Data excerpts
=======

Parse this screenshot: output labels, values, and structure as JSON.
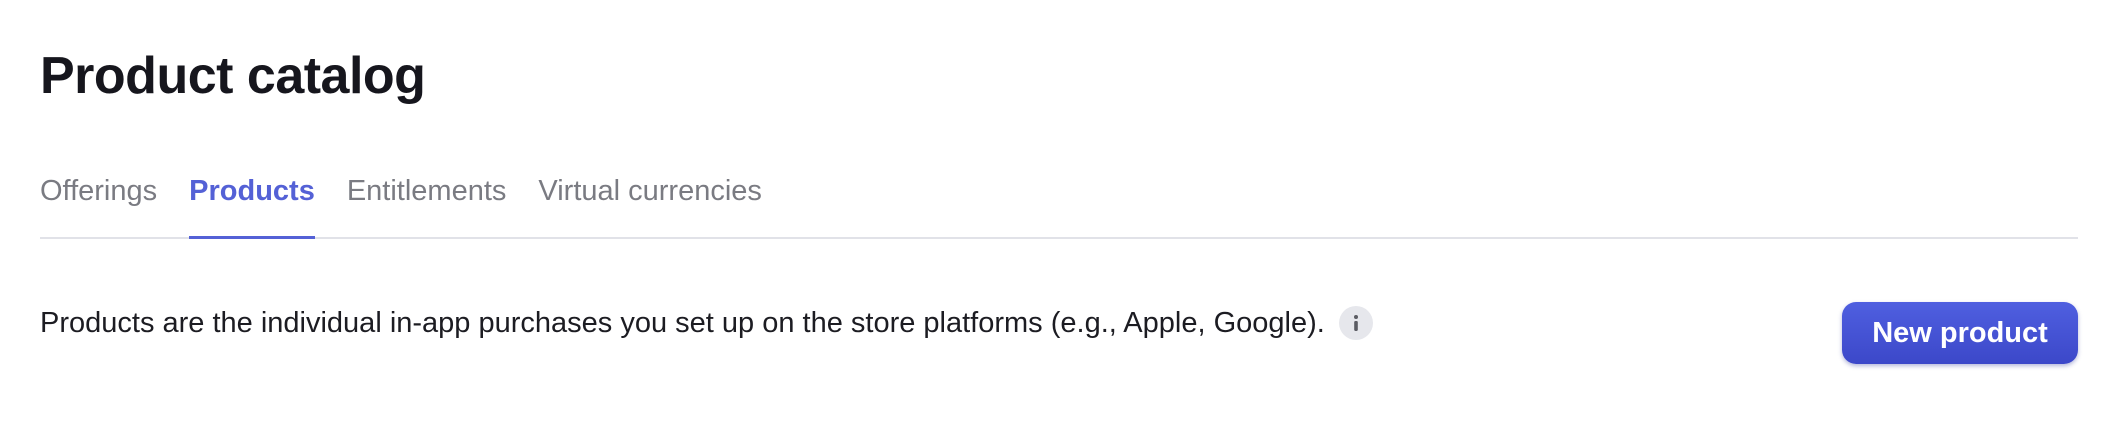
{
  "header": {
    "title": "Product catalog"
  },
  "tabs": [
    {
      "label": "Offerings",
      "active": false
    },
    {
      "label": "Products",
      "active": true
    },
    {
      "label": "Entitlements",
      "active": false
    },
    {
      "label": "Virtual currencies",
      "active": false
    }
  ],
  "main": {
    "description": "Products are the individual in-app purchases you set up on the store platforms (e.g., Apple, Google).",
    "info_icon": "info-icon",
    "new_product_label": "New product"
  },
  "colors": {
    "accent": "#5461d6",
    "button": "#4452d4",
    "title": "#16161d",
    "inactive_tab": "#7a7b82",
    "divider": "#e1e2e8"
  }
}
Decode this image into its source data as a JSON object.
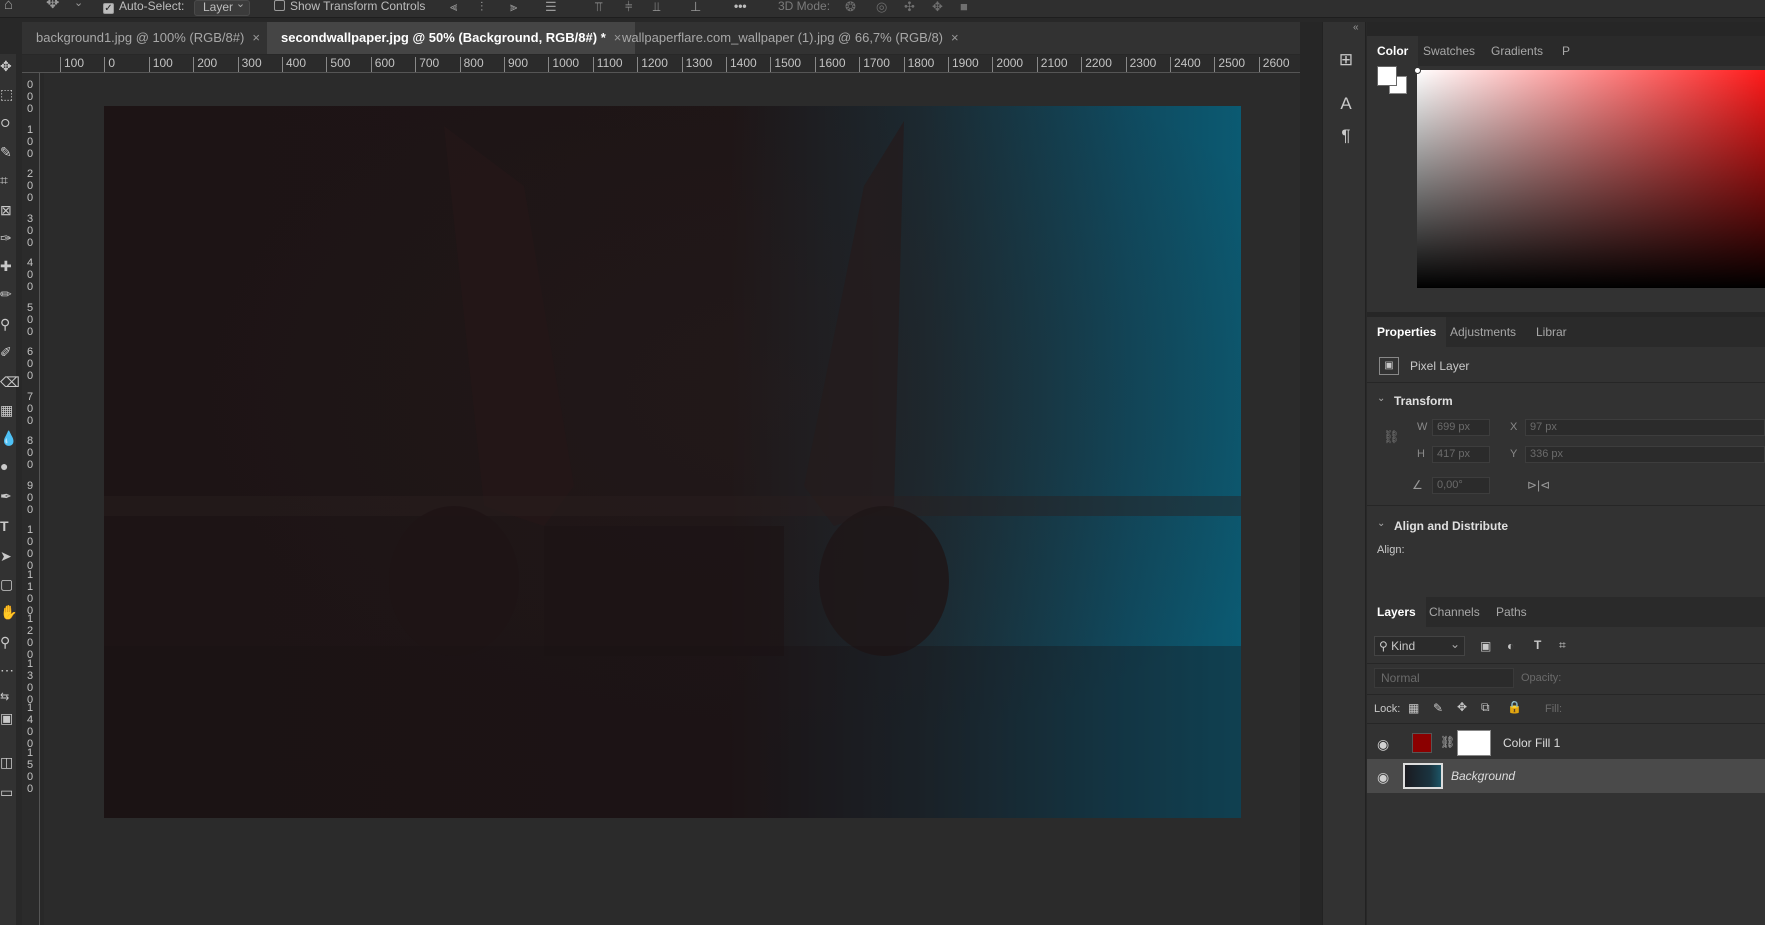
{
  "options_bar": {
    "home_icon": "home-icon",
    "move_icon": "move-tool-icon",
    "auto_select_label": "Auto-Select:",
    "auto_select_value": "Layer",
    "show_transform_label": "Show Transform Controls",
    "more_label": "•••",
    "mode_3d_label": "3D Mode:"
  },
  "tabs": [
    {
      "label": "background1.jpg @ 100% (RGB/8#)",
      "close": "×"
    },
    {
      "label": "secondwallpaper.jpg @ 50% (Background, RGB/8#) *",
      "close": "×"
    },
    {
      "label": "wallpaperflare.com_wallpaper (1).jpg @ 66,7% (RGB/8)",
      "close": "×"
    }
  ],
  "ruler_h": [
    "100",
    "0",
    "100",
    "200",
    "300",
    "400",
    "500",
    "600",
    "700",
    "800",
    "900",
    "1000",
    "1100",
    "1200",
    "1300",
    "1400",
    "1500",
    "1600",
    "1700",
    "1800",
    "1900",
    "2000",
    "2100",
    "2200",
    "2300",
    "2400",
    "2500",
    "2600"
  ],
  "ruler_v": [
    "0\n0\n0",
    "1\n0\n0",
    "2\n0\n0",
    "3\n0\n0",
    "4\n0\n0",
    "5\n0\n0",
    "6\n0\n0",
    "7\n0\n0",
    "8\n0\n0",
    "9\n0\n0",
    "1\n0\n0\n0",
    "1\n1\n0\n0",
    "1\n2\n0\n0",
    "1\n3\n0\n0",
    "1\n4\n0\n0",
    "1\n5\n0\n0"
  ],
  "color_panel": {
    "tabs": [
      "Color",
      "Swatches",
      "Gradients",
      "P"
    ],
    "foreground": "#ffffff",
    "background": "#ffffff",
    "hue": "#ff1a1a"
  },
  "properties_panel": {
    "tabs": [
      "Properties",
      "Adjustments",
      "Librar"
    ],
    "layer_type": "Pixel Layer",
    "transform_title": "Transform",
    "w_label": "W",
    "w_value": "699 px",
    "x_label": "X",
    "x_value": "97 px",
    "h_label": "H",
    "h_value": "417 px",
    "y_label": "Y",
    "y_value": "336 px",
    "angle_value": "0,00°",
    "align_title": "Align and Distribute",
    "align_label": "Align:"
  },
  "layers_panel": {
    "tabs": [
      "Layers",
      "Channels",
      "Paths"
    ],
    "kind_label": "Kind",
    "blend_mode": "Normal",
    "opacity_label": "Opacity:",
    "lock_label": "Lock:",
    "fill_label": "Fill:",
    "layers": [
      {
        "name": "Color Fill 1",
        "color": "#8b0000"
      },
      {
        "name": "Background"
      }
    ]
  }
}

=======

▶ [WHAT YOU HAVE TO DO]
Every line should be retyped exactly, with the pictures omitted.

▶ [OUTPUT FOR THIS EXERCISE]
Parse this screenshot: output labels, values, and structure as JSON.
{
  "header": {
    "title": "Product catalog"
  },
  "tabs": [
    {
      "label": "Offerings",
      "active": false
    },
    {
      "label": "Products",
      "active": true
    },
    {
      "label": "Entitlements",
      "active": false
    },
    {
      "label": "Virtual currencies",
      "active": false
    }
  ],
  "main": {
    "description": "Products are the individual in-app purchases you set up on the store platforms (e.g., Apple, Google).",
    "info_icon": "info-icon",
    "new_product_label": "New product"
  },
  "colors": {
    "accent": "#5461d6",
    "button": "#4452d4",
    "title": "#16161d",
    "inactive_tab": "#7a7b82",
    "divider": "#e1e2e8"
  }
}
Decode this image into its source data as a JSON object.
{
  "options_bar": {
    "home_icon": "home-icon",
    "move_icon": "move-tool-icon",
    "auto_select_label": "Auto-Select:",
    "auto_select_value": "Layer",
    "show_transform_label": "Show Transform Controls",
    "more_label": "•••",
    "mode_3d_label": "3D Mode:"
  },
  "tabs": [
    {
      "label": "background1.jpg @ 100% (RGB/8#)",
      "close": "×"
    },
    {
      "label": "secondwallpaper.jpg @ 50% (Background, RGB/8#) *",
      "close": "×"
    },
    {
      "label": "wallpaperflare.com_wallpaper (1).jpg @ 66,7% (RGB/8)",
      "close": "×"
    }
  ],
  "ruler_h": [
    "100",
    "0",
    "100",
    "200",
    "300",
    "400",
    "500",
    "600",
    "700",
    "800",
    "900",
    "1000",
    "1100",
    "1200",
    "1300",
    "1400",
    "1500",
    "1600",
    "1700",
    "1800",
    "1900",
    "2000",
    "2100",
    "2200",
    "2300",
    "2400",
    "2500",
    "2600"
  ],
  "ruler_v": [
    "0\n0\n0",
    "1\n0\n0",
    "2\n0\n0",
    "3\n0\n0",
    "4\n0\n0",
    "5\n0\n0",
    "6\n0\n0",
    "7\n0\n0",
    "8\n0\n0",
    "9\n0\n0",
    "1\n0\n0\n0",
    "1\n1\n0\n0",
    "1\n2\n0\n0",
    "1\n3\n0\n0",
    "1\n4\n0\n0",
    "1\n5\n0\n0"
  ],
  "color_panel": {
    "tabs": [
      "Color",
      "Swatches",
      "Gradients",
      "P"
    ],
    "foreground": "#ffffff",
    "background": "#ffffff",
    "hue": "#ff1a1a"
  },
  "properties_panel": {
    "tabs": [
      "Properties",
      "Adjustments",
      "Librar"
    ],
    "layer_type": "Pixel Layer",
    "transform_title": "Transform",
    "w_label": "W",
    "w_value": "699 px",
    "x_label": "X",
    "x_value": "97 px",
    "h_label": "H",
    "h_value": "417 px",
    "y_label": "Y",
    "y_value": "336 px",
    "angle_value": "0,00°",
    "align_title": "Align and Distribute",
    "align_label": "Align:"
  },
  "layers_panel": {
    "tabs": [
      "Layers",
      "Channels",
      "Paths"
    ],
    "kind_label": "Kind",
    "blend_mode": "Normal",
    "opacity_label": "Opacity:",
    "lock_label": "Lock:",
    "fill_label": "Fill:",
    "layers": [
      {
        "name": "Color Fill 1",
        "color": "#8b0000"
      },
      {
        "name": "Background"
      }
    ]
  }
}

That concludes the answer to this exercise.